───── MATERIAL PROVIDED

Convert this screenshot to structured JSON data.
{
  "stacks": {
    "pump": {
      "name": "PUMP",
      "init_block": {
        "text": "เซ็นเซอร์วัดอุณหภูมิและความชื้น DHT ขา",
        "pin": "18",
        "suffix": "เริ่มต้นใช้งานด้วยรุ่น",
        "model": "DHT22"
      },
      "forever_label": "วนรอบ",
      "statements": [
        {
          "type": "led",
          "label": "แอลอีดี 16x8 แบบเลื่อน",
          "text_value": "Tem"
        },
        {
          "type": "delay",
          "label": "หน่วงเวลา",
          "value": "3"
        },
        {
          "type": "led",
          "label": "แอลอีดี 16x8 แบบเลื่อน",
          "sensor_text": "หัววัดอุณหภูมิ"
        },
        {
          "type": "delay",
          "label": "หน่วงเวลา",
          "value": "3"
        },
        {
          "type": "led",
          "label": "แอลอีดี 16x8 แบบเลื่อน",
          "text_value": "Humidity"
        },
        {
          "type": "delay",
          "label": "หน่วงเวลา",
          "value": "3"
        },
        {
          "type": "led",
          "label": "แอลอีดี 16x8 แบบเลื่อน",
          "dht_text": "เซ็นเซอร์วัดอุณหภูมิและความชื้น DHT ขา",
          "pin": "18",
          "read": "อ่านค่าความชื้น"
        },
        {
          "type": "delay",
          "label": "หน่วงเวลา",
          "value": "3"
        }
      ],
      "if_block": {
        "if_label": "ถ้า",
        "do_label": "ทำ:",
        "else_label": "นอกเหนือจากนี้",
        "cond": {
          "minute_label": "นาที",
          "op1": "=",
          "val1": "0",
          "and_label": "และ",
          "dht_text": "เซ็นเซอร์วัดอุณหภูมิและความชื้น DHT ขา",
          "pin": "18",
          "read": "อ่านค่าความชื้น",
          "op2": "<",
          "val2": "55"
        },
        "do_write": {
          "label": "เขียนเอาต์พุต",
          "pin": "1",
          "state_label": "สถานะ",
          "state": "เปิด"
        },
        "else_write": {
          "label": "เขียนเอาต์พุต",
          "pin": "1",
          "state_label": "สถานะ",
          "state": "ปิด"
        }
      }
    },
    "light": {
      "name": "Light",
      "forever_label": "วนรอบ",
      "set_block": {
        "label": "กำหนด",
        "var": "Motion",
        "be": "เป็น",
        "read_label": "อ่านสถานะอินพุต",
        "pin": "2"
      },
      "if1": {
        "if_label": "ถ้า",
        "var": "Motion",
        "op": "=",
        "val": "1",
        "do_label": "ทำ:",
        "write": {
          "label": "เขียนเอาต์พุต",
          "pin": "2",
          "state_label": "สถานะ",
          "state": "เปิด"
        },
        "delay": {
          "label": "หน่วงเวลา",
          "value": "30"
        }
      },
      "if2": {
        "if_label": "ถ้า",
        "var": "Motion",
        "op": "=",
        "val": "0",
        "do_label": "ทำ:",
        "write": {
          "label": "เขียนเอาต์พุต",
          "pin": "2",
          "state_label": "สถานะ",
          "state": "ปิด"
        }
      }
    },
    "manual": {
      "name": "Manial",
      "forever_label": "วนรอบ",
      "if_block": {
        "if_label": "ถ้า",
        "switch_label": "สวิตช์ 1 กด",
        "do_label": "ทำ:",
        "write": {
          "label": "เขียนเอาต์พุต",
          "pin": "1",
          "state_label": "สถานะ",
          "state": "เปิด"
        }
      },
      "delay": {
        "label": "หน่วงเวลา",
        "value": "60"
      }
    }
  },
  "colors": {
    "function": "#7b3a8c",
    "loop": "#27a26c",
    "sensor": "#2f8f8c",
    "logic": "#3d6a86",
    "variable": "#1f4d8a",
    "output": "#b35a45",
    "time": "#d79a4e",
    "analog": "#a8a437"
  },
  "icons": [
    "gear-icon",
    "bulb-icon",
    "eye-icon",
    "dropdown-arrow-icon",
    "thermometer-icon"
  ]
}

──────────

## REQUIREMENT
Please reproduce each line exactly as written.

## OUTPUT OF THE TASK
Convert this screenshot to structured JSON data.
{
  "stacks": {
    "pump": {
      "name": "PUMP",
      "init_block": {
        "text": "เซ็นเซอร์วัดอุณหภูมิและความชื้น DHT ขา",
        "pin": "18",
        "suffix": "เริ่มต้นใช้งานด้วยรุ่น",
        "model": "DHT22"
      },
      "forever_label": "วนรอบ",
      "statements": [
        {
          "type": "led",
          "label": "แอลอีดี 16x8 แบบเลื่อน",
          "text_value": "Tem"
        },
        {
          "type": "delay",
          "label": "หน่วงเวลา",
          "value": "3"
        },
        {
          "type": "led",
          "label": "แอลอีดี 16x8 แบบเลื่อน",
          "sensor_text": "หัววัดอุณหภูมิ"
        },
        {
          "type": "delay",
          "label": "หน่วงเวลา",
          "value": "3"
        },
        {
          "type": "led",
          "label": "แอลอีดี 16x8 แบบเลื่อน",
          "text_value": "Humidity"
        },
        {
          "type": "delay",
          "label": "หน่วงเวลา",
          "value": "3"
        },
        {
          "type": "led",
          "label": "แอลอีดี 16x8 แบบเลื่อน",
          "dht_text": "เซ็นเซอร์วัดอุณหภูมิและความชื้น DHT ขา",
          "pin": "18",
          "read": "อ่านค่าความชื้น"
        },
        {
          "type": "delay",
          "label": "หน่วงเวลา",
          "value": "3"
        }
      ],
      "if_block": {
        "if_label": "ถ้า",
        "do_label": "ทำ:",
        "else_label": "นอกเหนือจากนี้",
        "cond": {
          "minute_label": "นาที",
          "op1": "=",
          "val1": "0",
          "and_label": "และ",
          "dht_text": "เซ็นเซอร์วัดอุณหภูมิและความชื้น DHT ขา",
          "pin": "18",
          "read": "อ่านค่าความชื้น",
          "op2": "<",
          "val2": "55"
        },
        "do_write": {
          "label": "เขียนเอาต์พุต",
          "pin": "1",
          "state_label": "สถานะ",
          "state": "เปิด"
        },
        "else_write": {
          "label": "เขียนเอาต์พุต",
          "pin": "1",
          "state_label": "สถานะ",
          "state": "ปิด"
        }
      }
    },
    "light": {
      "name": "Light",
      "forever_label": "วนรอบ",
      "set_block": {
        "label": "กำหนด",
        "var": "Motion",
        "be": "เป็น",
        "read_label": "อ่านสถานะอินพุต",
        "pin": "2"
      },
      "if1": {
        "if_label": "ถ้า",
        "var": "Motion",
        "op": "=",
        "val": "1",
        "do_label": "ทำ:",
        "write": {
          "label": "เขียนเอาต์พุต",
          "pin": "2",
          "state_label": "สถานะ",
          "state": "เปิด"
        },
        "delay": {
          "label": "หน่วงเวลา",
          "value": "30"
        }
      },
      "if2": {
        "if_label": "ถ้า",
        "var": "Motion",
        "op": "=",
        "val": "0",
        "do_label": "ทำ:",
        "write": {
          "label": "เขียนเอาต์พุต",
          "pin": "2",
          "state_label": "สถานะ",
          "state": "ปิด"
        }
      }
    },
    "manual": {
      "name": "Manial",
      "forever_label": "วนรอบ",
      "if_block": {
        "if_label": "ถ้า",
        "switch_label": "สวิตช์ 1 กด",
        "do_label": "ทำ:",
        "write": {
          "label": "เขียนเอาต์พุต",
          "pin": "1",
          "state_label": "สถานะ",
          "state": "เปิด"
        }
      },
      "delay": {
        "label": "หน่วงเวลา",
        "value": "60"
      }
    }
  },
  "colors": {
    "function": "#7b3a8c",
    "loop": "#27a26c",
    "sensor": "#2f8f8c",
    "logic": "#3d6a86",
    "variable": "#1f4d8a",
    "output": "#b35a45",
    "time": "#d79a4e",
    "analog": "#a8a437"
  },
  "icons": [
    "gear-icon",
    "bulb-icon",
    "eye-icon",
    "dropdown-arrow-icon",
    "thermometer-icon"
  ]
}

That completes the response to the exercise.